-- START Dataset --
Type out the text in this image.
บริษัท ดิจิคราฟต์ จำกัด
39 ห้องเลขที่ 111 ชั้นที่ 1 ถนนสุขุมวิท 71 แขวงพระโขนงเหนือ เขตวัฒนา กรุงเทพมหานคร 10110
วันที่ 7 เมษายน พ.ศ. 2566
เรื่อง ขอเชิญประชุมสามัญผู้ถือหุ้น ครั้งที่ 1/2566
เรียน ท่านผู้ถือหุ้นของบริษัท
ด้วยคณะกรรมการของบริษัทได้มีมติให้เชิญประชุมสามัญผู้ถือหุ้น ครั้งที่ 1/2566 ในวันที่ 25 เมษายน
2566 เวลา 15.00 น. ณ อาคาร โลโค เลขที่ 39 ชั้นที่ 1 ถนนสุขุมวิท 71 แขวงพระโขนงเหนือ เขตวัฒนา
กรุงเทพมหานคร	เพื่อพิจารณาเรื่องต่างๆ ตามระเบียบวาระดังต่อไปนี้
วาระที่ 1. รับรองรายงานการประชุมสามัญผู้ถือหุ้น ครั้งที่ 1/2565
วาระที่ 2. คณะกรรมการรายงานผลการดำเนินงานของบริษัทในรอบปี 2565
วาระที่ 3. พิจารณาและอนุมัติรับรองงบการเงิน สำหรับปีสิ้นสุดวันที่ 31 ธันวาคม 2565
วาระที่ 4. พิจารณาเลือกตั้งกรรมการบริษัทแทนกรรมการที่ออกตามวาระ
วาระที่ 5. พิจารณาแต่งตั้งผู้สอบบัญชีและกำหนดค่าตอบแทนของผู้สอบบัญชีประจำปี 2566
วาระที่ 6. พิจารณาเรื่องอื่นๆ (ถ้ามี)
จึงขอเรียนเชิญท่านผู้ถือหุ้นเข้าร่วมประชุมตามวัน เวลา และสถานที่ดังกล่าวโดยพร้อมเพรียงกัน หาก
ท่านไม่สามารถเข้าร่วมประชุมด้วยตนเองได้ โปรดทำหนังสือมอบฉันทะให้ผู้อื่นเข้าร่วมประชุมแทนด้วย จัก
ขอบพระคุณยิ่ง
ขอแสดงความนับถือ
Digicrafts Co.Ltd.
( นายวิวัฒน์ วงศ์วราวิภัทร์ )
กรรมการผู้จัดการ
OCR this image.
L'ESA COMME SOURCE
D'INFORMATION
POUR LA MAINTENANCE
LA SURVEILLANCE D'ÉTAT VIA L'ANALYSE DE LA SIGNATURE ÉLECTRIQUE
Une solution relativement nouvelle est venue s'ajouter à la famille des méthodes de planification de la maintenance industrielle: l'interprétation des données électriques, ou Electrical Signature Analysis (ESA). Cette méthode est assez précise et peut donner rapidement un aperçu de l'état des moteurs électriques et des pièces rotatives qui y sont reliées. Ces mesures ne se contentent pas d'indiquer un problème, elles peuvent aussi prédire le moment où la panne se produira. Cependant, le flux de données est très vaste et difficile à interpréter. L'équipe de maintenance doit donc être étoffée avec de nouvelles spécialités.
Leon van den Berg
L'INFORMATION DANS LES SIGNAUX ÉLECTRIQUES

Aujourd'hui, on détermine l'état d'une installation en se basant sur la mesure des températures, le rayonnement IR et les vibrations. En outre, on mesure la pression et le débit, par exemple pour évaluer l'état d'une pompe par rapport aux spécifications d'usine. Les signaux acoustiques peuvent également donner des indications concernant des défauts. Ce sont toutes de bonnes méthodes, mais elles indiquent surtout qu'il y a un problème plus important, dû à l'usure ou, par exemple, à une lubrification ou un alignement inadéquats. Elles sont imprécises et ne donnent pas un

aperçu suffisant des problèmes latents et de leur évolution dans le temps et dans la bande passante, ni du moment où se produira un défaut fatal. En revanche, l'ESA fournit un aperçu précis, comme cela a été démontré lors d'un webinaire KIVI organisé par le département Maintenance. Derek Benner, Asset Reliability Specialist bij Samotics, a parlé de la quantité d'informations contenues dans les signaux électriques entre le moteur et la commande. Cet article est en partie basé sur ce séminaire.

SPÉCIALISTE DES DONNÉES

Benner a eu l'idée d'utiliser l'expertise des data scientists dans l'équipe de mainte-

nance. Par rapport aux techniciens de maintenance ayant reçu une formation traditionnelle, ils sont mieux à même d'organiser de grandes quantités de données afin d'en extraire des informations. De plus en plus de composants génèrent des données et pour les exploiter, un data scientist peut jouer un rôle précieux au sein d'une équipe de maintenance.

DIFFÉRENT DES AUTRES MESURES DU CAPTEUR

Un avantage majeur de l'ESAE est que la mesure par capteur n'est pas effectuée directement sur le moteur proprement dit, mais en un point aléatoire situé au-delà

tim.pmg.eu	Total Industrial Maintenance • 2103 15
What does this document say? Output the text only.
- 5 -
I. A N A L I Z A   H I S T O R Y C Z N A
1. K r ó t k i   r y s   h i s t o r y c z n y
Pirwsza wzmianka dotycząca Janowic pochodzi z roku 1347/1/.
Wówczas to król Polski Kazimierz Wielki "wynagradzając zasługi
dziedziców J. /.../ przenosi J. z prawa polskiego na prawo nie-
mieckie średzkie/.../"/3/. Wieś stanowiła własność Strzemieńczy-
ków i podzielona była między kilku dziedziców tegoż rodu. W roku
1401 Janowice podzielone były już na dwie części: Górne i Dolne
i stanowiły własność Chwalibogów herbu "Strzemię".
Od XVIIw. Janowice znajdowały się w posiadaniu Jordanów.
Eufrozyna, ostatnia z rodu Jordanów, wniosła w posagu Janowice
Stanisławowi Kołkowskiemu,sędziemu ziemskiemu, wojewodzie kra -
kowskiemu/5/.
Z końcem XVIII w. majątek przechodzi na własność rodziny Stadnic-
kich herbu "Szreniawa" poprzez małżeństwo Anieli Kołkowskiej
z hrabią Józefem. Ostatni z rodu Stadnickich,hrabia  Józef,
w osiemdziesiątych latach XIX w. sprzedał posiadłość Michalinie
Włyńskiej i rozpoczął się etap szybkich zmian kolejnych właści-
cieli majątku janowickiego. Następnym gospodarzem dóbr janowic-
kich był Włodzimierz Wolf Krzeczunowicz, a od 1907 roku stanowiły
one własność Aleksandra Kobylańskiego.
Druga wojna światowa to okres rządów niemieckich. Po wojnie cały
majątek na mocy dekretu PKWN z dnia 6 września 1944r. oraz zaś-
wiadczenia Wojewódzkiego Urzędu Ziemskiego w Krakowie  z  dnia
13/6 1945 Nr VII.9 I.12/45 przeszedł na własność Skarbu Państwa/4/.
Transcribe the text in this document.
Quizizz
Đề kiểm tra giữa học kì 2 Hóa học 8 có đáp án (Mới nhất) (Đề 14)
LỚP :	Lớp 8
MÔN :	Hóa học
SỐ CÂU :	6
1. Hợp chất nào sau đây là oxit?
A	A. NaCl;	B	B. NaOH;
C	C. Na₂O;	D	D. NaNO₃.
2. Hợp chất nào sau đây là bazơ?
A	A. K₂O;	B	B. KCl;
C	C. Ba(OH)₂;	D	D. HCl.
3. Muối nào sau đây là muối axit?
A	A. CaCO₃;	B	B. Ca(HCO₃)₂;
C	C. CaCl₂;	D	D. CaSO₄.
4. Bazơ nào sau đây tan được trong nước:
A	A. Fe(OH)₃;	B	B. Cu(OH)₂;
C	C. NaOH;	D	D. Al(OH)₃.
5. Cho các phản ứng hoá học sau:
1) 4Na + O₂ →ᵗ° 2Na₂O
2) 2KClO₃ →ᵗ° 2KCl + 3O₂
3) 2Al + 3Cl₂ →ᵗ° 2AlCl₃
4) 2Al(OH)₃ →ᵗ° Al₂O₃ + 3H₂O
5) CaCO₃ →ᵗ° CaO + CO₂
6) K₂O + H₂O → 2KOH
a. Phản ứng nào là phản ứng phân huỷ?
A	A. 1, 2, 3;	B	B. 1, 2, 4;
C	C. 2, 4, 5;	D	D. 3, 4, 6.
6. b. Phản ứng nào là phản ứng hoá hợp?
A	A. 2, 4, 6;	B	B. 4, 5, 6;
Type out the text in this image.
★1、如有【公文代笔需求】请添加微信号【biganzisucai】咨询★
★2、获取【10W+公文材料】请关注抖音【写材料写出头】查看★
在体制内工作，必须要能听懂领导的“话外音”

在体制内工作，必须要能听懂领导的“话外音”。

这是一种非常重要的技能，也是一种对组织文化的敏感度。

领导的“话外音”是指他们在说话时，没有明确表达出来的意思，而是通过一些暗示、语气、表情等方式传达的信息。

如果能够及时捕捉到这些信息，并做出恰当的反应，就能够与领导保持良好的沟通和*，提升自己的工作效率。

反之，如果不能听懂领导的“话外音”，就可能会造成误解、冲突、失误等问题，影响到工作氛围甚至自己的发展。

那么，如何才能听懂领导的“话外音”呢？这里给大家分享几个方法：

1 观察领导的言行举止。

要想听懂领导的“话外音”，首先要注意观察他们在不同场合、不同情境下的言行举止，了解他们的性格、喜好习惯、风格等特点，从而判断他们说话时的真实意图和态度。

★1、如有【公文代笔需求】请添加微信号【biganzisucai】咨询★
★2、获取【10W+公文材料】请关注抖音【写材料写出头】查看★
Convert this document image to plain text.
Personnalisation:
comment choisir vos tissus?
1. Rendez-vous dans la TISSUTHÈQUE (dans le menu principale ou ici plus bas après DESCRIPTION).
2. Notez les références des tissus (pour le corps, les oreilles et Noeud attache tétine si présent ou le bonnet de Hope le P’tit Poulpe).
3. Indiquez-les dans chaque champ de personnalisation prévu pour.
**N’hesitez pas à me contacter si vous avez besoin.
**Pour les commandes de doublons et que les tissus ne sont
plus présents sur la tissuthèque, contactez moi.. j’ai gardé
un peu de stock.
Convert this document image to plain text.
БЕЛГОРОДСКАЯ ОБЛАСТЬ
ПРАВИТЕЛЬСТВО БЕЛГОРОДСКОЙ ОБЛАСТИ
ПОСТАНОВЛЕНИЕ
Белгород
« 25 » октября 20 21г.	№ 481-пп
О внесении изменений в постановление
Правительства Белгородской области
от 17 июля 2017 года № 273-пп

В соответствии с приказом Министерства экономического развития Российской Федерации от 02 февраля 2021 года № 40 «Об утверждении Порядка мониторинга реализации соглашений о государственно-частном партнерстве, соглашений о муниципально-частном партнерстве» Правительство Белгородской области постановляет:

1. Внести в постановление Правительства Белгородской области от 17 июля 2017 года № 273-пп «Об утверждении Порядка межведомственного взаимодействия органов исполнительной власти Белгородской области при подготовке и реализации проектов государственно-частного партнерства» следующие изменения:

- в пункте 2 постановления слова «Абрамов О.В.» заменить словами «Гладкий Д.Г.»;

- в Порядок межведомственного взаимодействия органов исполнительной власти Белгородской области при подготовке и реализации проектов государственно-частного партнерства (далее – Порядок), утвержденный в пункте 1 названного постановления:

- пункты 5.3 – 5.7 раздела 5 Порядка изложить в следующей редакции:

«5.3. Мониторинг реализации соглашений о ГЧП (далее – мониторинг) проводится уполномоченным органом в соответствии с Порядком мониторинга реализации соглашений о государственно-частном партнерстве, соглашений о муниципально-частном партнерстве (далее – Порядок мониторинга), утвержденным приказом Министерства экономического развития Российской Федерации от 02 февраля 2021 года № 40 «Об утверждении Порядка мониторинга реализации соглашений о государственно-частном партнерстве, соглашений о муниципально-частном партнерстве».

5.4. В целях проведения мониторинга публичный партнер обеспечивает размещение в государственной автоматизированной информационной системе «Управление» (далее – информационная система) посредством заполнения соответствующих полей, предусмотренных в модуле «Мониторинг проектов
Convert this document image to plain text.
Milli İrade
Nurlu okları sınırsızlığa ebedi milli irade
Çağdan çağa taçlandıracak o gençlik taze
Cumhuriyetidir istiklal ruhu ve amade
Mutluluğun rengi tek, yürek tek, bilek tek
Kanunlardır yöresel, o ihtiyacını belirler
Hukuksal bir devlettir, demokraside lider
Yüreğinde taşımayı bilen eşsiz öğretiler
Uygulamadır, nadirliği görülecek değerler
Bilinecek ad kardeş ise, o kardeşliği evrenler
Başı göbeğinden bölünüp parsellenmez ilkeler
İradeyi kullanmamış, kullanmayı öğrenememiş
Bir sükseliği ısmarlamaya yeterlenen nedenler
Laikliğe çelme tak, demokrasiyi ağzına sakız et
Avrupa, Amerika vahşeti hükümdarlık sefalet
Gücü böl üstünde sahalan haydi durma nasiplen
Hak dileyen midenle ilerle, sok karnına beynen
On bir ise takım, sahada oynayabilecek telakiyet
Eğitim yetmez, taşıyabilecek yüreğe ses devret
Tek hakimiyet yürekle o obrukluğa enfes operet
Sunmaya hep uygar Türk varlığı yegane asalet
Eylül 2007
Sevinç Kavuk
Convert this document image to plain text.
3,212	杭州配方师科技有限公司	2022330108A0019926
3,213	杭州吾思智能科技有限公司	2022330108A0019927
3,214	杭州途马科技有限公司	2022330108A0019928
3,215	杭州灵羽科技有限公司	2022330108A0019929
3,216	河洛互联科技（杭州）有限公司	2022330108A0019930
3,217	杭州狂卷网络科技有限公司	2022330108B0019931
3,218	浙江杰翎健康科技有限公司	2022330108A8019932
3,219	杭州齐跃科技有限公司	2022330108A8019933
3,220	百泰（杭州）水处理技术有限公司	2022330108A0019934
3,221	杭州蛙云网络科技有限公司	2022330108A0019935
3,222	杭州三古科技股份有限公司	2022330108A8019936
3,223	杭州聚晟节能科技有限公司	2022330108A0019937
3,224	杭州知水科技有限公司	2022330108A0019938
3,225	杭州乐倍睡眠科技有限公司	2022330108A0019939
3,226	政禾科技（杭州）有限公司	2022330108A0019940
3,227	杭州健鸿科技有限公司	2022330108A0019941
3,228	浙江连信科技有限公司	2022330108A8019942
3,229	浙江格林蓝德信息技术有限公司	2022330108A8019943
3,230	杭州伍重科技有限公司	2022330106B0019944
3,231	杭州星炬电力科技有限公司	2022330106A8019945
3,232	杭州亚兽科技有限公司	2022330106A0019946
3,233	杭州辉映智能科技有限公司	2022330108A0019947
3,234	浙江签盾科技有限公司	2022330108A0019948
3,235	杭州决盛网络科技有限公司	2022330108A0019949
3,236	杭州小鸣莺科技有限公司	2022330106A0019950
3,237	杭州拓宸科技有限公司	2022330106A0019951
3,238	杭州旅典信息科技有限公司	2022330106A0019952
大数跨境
-- END Dataset --
Pick out each line that holds the string "ญประช".

เรื่อง ขอเชิญประชุมสามัญผู้ถือหุ้น ครั้งที่ 1/2566
ด้วยคณะกรรมการของบริษัทได้มีมติให้เชิญประชุมสามัญผู้ถือหุ้น ครั้งที่ 1/2566 ในวันที่ 25 เมษายน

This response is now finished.